Task statement
Collect all lines from the records below that include the word "Excel".

___

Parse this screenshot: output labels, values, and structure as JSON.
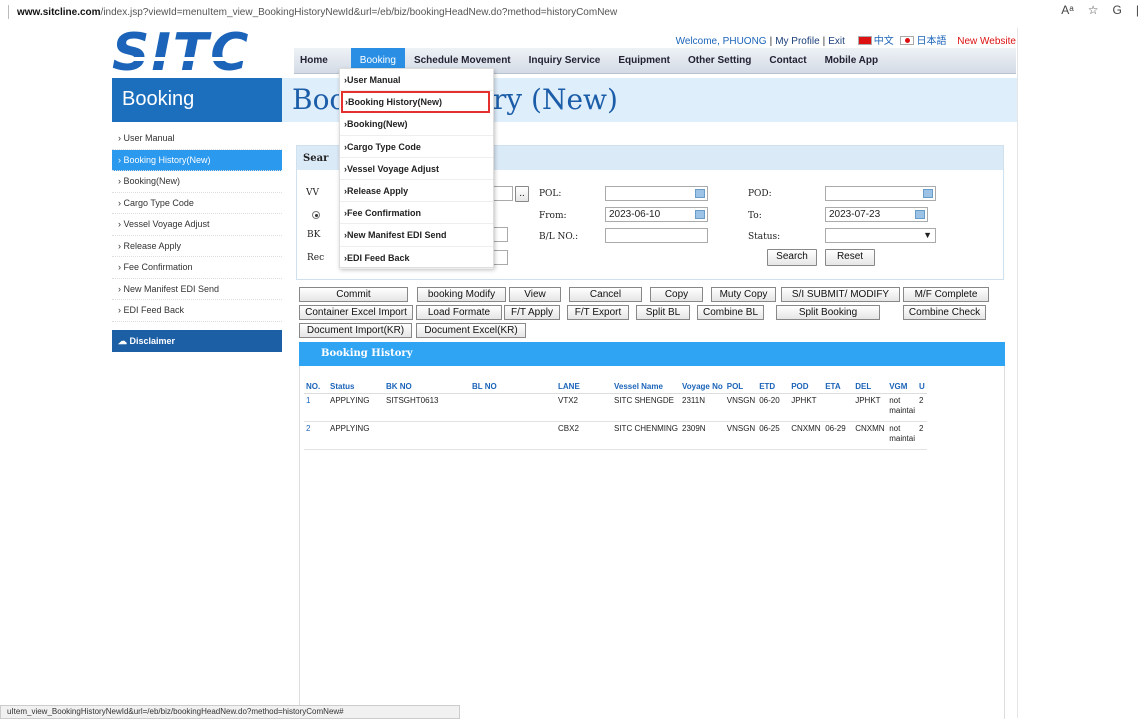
{
  "browser": {
    "url_host": "www.sitcline.com",
    "url_path": "/index.jsp?viewId=menuItem_view_BookingHistoryNewId&url=/eb/biz/bookingHeadNew.do?method=historyComNew",
    "icon_read": "Aᵃ",
    "icon_fav": "☆",
    "icon_refresh": "G",
    "icon_more": "|"
  },
  "site": {
    "logo": "SITC",
    "welcome": "Welcome, PHUONG",
    "my_profile": "My Profile",
    "exit": "Exit",
    "lang_cn": "中文",
    "lang_jp": "日本語",
    "new_website": "New Website",
    "nav": [
      "Home",
      "Booking",
      "Schedule Movement",
      "Inquiry Service",
      "Equipment",
      "Other Setting",
      "Contact",
      "Mobile App"
    ]
  },
  "title_band": {
    "side": "Booking",
    "page_title": "Booking History (New)"
  },
  "leftmenu": {
    "items": [
      "› User Manual",
      "› Booking History(New)",
      "› Booking(New)",
      "› Cargo Type Code",
      "› Vessel Voyage Adjust",
      "› Release Apply",
      "› Fee Confirmation",
      "› New Manifest EDI Send",
      "› EDI Feed Back"
    ],
    "disclaimer": "Disclaimer"
  },
  "dropdown": {
    "items": [
      "›User Manual",
      "›Booking History(New)",
      "›Booking(New)",
      "›Cargo Type Code",
      "›Vessel Voyage Adjust",
      "›Release Apply",
      "›Fee Confirmation",
      "›New Manifest EDI Send",
      "›EDI Feed Back"
    ]
  },
  "search": {
    "header": "Sear",
    "lbl_vv": "VV",
    "lbl_bk": "BK",
    "lbl_rec": "Rec",
    "lbl_pol": "POL:",
    "lbl_pod": "POD:",
    "lbl_from": "From:",
    "lbl_to": "To:",
    "lbl_bl": "B/L NO.:",
    "lbl_status": "Status:",
    "from_value": "2023-06-10",
    "to_value": "2023-07-23",
    "dots": "..",
    "search_btn": "Search",
    "reset_btn": "Reset"
  },
  "actions": {
    "row1": [
      "Commit",
      "booking Modify",
      "View",
      "Cancel",
      "Copy",
      "Muty Copy",
      "S/I SUBMIT/ MODIFY",
      "M/F Complete"
    ],
    "row2": [
      "Container Excel Import",
      "Load Formate",
      "F/T Apply",
      "F/T Export",
      "Split BL",
      "Combine BL",
      "Split Booking",
      "Combine Check"
    ],
    "row3": [
      "Document Import(KR)",
      "Document Excel(KR)"
    ]
  },
  "history": {
    "header": "Booking History",
    "columns": [
      "NO.",
      "Status",
      "BK NO",
      "BL NO",
      "LANE",
      "Vessel Name",
      "Voyage No",
      "POL",
      "ETD",
      "POD",
      "ETA",
      "DEL",
      "VGM",
      "U"
    ],
    "rows": [
      [
        "1",
        "APPLYING",
        "SITSGHT0613",
        "",
        "VTX2",
        "SITC SHENGDE",
        "2311N",
        "VNSGN",
        "06-20",
        "JPHKT",
        "",
        "JPHKT",
        "not maintai",
        "2"
      ],
      [
        "2",
        "APPLYING",
        "",
        "",
        "CBX2",
        "SITC CHENMING",
        "2309N",
        "VNSGN",
        "06-25",
        "CNXMN",
        "06-29",
        "CNXMN",
        "not maintai",
        "2"
      ]
    ]
  },
  "statusbar": "uItem_view_BookingHistoryNewId&url=/eb/biz/bookingHeadNew.do?method=historyComNew#"
}
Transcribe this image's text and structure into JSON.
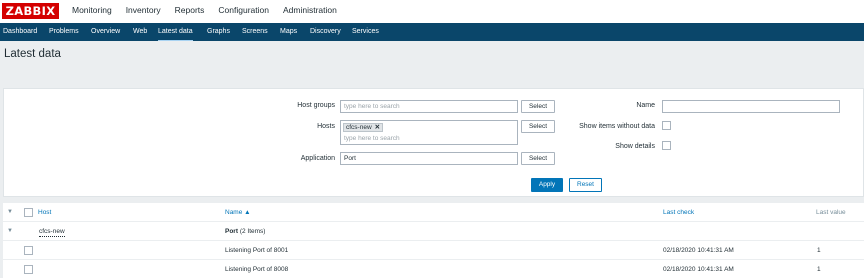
{
  "logo": "ZABBIX",
  "main_menu": [
    "Monitoring",
    "Inventory",
    "Reports",
    "Configuration",
    "Administration"
  ],
  "sub_nav": [
    "Dashboard",
    "Problems",
    "Overview",
    "Web",
    "Latest data",
    "Graphs",
    "Screens",
    "Maps",
    "Discovery",
    "Services"
  ],
  "sub_nav_active": "Latest data",
  "page_title": "Latest data",
  "filter": {
    "host_groups_label": "Host groups",
    "host_groups_placeholder": "type here to search",
    "hosts_label": "Hosts",
    "hosts_tag": "cfcs-new",
    "hosts_placeholder": "type here to search",
    "application_label": "Application",
    "application_value": "Port",
    "select_label": "Select",
    "name_label": "Name",
    "name_value": "",
    "show_without_data_label": "Show items without data",
    "show_details_label": "Show details",
    "apply_label": "Apply",
    "reset_label": "Reset"
  },
  "table": {
    "headers": {
      "host": "Host",
      "name": "Name ▲",
      "last_check": "Last check",
      "last_value": "Last value"
    },
    "group_row": {
      "host": "cfcs-new",
      "app_name": "Port",
      "app_count": "(2 Items)"
    },
    "rows": [
      {
        "name": "Listening Port of 8001",
        "last_check": "02/18/2020 10:41:31 AM",
        "last_value": "1"
      },
      {
        "name": "Listening Port of 8008",
        "last_check": "02/18/2020 10:41:31 AM",
        "last_value": "1"
      }
    ]
  },
  "colors": {
    "logo_red": "#d40000",
    "nav_blue": "#0a466a",
    "link_blue": "#0275b8",
    "page_bg": "#ebeef0"
  }
}
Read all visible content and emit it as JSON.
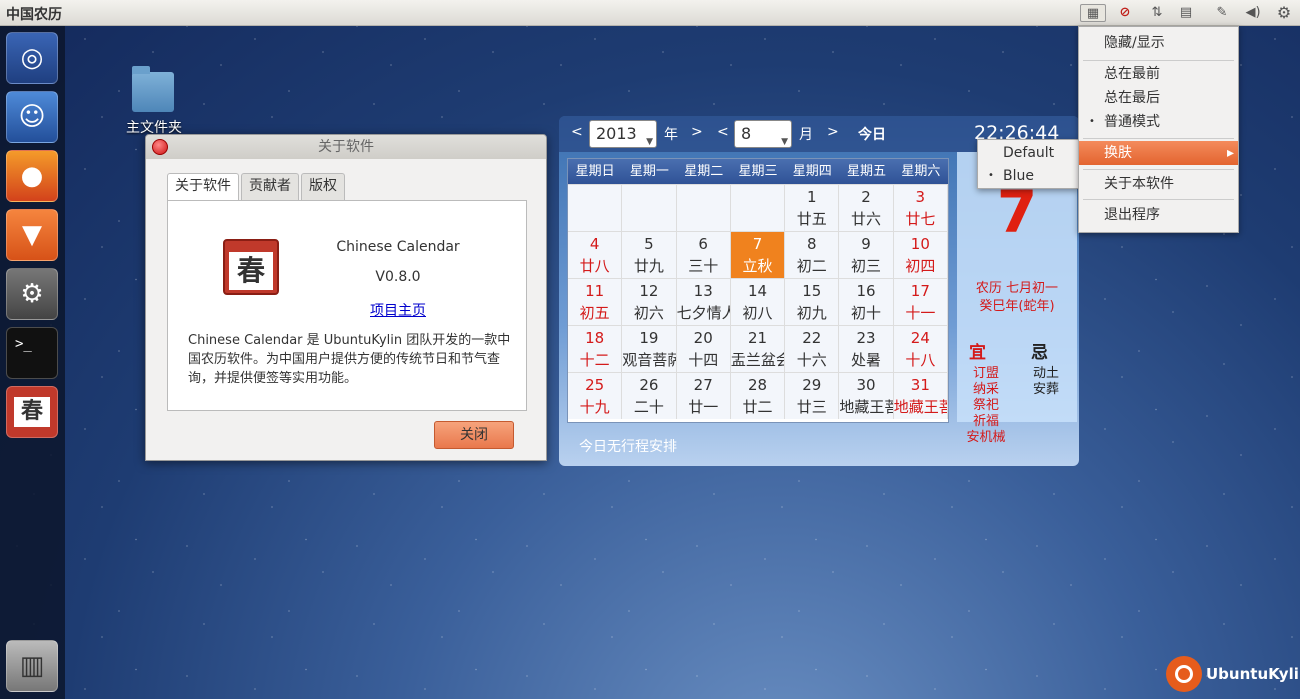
{
  "top_panel": {
    "app_title": "中国农历",
    "indicators": [
      "calendar-indicator-icon",
      "ubuntukylin-icon",
      "network-icon",
      "clipboard-icon",
      "bluetooth-icon",
      "volume-icon",
      "gear-icon"
    ]
  },
  "launcher": {
    "items": [
      "ubuntu-dash-icon",
      "files-icon",
      "firefox-icon",
      "software-center-icon",
      "system-settings-icon",
      "terminal-icon",
      "chinese-calendar-icon",
      "trash-icon"
    ],
    "terminal_glyph": ">_",
    "chun_glyph": "春"
  },
  "desktop": {
    "folder_label": "主文件夹"
  },
  "about_dialog": {
    "title": "关于软件",
    "tabs": [
      "关于软件",
      "贡献者",
      "版权"
    ],
    "icon_text": "春",
    "app_name": "Chinese Calendar",
    "version": "V0.8.0",
    "link": "项目主页",
    "description": "Chinese Calendar 是 UbuntuKylin 团队开发的一款中国农历软件。为中国用户提供方便的传统节日和节气查询，并提供便签等实用功能。",
    "close_button": "关闭"
  },
  "calendar": {
    "prev": "<",
    "next": ">",
    "year": "2013",
    "year_unit": "年",
    "month": "8",
    "month_unit": "月",
    "today_button": "今日",
    "time": "22:26:44",
    "weekdays": [
      "星期日",
      "星期一",
      "星期二",
      "星期三",
      "星期四",
      "星期五",
      "星期六"
    ],
    "weeks": [
      [
        [
          "",
          ""
        ],
        [
          "",
          ""
        ],
        [
          "",
          ""
        ],
        [
          "",
          ""
        ],
        [
          "1",
          "廿五"
        ],
        [
          "2",
          "廿六"
        ],
        [
          "3",
          "廿七"
        ]
      ],
      [
        [
          "4",
          "廿八"
        ],
        [
          "5",
          "廿九"
        ],
        [
          "6",
          "三十"
        ],
        [
          "7",
          "立秋"
        ],
        [
          "8",
          "初二"
        ],
        [
          "9",
          "初三"
        ],
        [
          "10",
          "初四"
        ]
      ],
      [
        [
          "11",
          "初五"
        ],
        [
          "12",
          "初六"
        ],
        [
          "13",
          "七夕情人节"
        ],
        [
          "14",
          "初八"
        ],
        [
          "15",
          "初九"
        ],
        [
          "16",
          "初十"
        ],
        [
          "17",
          "十一"
        ]
      ],
      [
        [
          "18",
          "十二"
        ],
        [
          "19",
          "观音菩萨圣诞 佛"
        ],
        [
          "20",
          "十四"
        ],
        [
          "21",
          "盂兰盆会 普"
        ],
        [
          "22",
          "十六"
        ],
        [
          "23",
          "处暑"
        ],
        [
          "24",
          "十八"
        ]
      ],
      [
        [
          "25",
          "十九"
        ],
        [
          "26",
          "二十"
        ],
        [
          "27",
          "廿一"
        ],
        [
          "28",
          "廿二"
        ],
        [
          "29",
          "廿三"
        ],
        [
          "30",
          "地藏王菩萨圣"
        ],
        [
          "31",
          "地藏王菩萨圣"
        ]
      ]
    ],
    "big_day": "7",
    "lunar_line1": "农历 七月初一",
    "lunar_line2": "癸巳年(蛇年)",
    "yi_label": "宜",
    "ji_label": "忌",
    "yi_items": [
      "订盟",
      "纳采",
      "祭祀",
      "祈福",
      "安机械"
    ],
    "ji_items": [
      "动土",
      "安葬"
    ],
    "footer": "今日无行程安排"
  },
  "menu": {
    "items": [
      "隐藏/显示",
      "总在最前",
      "总在最后",
      "普通模式",
      "换肤",
      "关于本软件",
      "退出程序"
    ],
    "submenu": [
      "Default",
      "Blue"
    ],
    "bullet": "•",
    "arrow": "▸"
  },
  "logo": {
    "text": "UbuntuKylin"
  },
  "colors": {
    "accent": "#e9784c",
    "today": "#f0821e",
    "holiday_red": "#d41a1a"
  }
}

___

Correct output
      "Container Excel Import",
      "Document Excel(KR)"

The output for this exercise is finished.